_EXERCISE REQUIREMENTS_: Copy each line that has the string "snapshots" somewhere in it.

_LISTED ENTRIES_:
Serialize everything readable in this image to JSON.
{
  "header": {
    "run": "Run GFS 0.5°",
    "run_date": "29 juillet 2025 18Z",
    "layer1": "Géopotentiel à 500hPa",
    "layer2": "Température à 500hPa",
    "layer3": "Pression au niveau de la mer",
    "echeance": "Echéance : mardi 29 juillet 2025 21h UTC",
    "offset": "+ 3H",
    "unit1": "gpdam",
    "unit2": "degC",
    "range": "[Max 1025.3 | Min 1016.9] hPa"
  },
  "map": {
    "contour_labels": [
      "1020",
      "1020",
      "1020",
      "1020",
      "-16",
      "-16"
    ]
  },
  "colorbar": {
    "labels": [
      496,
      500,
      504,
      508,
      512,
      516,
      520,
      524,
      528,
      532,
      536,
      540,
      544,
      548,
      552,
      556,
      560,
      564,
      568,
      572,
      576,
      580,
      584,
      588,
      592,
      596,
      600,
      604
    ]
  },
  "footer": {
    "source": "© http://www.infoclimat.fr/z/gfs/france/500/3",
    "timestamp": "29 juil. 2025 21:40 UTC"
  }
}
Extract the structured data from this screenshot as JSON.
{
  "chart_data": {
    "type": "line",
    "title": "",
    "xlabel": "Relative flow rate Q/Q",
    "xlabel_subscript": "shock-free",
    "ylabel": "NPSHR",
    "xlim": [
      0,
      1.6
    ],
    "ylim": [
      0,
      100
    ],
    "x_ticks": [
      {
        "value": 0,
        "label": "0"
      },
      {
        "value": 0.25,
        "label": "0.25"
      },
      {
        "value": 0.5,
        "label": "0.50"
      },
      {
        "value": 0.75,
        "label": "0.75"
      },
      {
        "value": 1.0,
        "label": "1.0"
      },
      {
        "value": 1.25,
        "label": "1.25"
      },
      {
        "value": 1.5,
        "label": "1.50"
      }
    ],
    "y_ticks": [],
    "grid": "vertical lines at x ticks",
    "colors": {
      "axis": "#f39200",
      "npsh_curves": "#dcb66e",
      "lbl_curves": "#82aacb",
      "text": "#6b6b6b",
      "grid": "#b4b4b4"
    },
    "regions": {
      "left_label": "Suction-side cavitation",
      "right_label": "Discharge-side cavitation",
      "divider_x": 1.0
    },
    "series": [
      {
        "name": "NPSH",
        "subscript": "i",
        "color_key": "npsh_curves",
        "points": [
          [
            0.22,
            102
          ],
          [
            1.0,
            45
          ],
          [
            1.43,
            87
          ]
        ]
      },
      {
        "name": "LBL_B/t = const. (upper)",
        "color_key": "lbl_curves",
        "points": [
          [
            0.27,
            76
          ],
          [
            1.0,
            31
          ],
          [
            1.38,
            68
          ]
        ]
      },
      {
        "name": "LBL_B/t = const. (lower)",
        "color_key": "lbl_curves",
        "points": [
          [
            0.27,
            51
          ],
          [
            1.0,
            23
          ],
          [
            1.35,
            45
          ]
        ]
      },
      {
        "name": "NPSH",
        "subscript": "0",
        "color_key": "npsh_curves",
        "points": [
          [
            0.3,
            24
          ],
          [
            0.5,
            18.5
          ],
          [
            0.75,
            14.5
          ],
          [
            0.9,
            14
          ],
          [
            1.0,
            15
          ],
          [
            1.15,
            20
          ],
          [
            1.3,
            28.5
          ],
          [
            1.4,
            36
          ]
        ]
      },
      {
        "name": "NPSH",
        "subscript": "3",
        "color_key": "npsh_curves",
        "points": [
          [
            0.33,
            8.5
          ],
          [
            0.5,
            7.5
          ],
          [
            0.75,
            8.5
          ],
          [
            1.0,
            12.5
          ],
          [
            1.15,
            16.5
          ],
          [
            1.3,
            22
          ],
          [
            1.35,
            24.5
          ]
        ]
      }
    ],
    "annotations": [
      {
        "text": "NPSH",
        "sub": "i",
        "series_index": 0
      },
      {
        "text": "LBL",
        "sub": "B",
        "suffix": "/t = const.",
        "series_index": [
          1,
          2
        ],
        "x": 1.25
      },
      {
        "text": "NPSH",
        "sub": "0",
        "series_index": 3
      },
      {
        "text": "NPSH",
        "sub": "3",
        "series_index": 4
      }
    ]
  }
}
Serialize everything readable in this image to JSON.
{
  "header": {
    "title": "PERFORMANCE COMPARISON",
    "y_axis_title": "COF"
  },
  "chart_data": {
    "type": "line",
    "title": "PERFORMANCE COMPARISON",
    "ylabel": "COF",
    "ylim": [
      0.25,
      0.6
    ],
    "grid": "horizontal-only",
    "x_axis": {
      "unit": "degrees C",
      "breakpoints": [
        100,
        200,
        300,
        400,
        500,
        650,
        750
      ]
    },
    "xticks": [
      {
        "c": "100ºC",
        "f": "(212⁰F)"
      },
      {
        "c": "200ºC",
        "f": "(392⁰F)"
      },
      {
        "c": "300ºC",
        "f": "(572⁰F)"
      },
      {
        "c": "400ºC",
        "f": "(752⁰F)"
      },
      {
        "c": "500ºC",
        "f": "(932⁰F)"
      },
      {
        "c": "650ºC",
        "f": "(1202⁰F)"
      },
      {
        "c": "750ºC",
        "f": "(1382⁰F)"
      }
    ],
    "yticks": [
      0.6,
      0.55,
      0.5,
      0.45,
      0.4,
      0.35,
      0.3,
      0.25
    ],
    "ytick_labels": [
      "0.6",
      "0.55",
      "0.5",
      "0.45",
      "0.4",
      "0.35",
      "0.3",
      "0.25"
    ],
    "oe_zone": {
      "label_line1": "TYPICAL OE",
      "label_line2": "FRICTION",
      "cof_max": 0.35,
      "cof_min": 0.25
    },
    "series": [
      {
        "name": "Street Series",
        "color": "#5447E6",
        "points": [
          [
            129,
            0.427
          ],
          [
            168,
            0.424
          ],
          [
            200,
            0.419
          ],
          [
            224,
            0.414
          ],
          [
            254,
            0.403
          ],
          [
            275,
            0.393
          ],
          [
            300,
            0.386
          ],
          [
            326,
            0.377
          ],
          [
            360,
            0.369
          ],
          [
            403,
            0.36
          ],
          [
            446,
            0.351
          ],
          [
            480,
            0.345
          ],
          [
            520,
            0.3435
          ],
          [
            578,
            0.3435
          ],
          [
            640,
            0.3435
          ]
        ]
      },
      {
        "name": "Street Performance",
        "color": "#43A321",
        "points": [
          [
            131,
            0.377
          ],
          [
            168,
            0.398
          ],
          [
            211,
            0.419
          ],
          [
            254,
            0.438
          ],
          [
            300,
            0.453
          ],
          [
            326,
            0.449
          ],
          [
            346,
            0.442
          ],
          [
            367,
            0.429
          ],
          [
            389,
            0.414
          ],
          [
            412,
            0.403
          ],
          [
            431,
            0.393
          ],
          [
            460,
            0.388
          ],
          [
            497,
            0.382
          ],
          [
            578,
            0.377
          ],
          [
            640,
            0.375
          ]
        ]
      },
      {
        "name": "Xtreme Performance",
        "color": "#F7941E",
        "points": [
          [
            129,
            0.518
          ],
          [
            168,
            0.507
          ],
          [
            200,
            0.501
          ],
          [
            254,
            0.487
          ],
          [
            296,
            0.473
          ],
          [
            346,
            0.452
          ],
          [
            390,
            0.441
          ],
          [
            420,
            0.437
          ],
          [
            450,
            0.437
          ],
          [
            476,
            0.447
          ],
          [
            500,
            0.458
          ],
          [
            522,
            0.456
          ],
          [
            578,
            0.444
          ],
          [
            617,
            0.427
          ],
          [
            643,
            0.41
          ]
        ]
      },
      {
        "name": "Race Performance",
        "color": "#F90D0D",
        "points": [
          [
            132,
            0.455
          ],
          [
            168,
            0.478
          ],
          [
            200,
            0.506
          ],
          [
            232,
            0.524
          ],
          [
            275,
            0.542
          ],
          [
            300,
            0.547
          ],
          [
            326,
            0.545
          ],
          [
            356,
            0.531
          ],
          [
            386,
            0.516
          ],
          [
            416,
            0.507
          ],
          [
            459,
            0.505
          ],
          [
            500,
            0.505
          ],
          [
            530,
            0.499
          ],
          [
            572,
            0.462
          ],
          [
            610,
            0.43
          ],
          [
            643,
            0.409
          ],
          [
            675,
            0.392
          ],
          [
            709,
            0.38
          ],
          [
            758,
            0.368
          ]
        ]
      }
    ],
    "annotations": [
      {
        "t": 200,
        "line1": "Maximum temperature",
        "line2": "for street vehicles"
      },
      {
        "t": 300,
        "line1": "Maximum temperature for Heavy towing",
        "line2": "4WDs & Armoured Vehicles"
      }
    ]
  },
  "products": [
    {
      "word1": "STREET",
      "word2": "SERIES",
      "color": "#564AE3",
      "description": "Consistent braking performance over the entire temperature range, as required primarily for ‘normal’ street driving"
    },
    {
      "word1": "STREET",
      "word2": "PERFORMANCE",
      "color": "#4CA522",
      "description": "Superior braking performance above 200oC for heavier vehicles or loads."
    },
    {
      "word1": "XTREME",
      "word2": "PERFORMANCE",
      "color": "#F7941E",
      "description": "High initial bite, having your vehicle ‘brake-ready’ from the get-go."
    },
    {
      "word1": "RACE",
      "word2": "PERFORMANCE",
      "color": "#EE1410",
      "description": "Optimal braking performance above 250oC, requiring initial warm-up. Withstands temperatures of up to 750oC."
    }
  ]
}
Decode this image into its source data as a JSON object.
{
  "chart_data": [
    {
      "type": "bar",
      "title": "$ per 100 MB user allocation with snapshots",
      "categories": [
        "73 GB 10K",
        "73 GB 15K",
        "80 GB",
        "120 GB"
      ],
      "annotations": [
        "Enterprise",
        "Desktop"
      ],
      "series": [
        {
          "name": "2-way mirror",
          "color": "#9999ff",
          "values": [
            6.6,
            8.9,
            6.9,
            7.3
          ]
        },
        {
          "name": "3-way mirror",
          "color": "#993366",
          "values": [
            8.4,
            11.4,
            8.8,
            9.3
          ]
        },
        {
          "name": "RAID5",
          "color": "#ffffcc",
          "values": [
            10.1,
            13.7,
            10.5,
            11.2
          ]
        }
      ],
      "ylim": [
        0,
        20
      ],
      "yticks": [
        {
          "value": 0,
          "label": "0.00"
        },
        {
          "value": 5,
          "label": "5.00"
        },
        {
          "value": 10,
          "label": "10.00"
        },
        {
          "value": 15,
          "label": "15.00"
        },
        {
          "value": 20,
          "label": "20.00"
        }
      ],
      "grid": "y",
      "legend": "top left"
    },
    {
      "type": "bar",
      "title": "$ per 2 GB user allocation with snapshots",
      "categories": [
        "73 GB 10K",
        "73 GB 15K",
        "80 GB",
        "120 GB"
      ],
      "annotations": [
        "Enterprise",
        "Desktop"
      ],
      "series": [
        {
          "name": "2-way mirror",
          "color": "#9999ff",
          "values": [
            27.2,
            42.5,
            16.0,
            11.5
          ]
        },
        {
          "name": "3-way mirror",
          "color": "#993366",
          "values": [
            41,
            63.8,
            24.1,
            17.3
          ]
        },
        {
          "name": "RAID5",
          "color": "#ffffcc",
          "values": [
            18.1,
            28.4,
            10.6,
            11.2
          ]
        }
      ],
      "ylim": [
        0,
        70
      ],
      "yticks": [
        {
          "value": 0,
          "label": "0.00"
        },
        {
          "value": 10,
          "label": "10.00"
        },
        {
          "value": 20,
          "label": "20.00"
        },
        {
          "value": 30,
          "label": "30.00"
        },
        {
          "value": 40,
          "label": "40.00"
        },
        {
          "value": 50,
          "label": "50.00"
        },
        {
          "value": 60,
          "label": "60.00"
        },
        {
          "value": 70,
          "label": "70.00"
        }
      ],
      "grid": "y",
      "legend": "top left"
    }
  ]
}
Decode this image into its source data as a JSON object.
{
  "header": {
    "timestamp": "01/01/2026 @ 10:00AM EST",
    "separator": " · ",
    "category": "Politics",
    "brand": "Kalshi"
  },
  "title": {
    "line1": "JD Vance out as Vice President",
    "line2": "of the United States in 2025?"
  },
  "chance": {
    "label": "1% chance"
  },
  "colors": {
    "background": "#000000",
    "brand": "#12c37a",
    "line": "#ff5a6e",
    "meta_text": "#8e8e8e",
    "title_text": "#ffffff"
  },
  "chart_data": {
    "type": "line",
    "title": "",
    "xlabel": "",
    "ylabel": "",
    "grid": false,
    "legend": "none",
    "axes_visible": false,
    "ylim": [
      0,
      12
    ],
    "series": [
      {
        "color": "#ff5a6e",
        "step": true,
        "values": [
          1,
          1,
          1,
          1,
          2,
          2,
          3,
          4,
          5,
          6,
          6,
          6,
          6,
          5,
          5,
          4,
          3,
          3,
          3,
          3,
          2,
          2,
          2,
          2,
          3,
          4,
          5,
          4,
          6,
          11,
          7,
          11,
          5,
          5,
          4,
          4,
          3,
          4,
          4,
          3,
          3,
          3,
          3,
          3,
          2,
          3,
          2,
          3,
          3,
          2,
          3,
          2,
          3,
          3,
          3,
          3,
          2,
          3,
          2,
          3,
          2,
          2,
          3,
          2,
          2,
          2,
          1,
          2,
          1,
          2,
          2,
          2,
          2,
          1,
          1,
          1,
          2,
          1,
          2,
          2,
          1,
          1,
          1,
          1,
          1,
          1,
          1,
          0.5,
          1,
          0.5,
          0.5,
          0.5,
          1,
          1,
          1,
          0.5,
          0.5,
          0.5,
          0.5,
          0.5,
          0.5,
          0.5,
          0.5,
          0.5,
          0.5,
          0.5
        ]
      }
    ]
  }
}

_WORKED SOLUTION_:
      "title": "$ per 100 MB user allocation with snapshots",
      "title": "$ per 2 GB user allocation with snapshots",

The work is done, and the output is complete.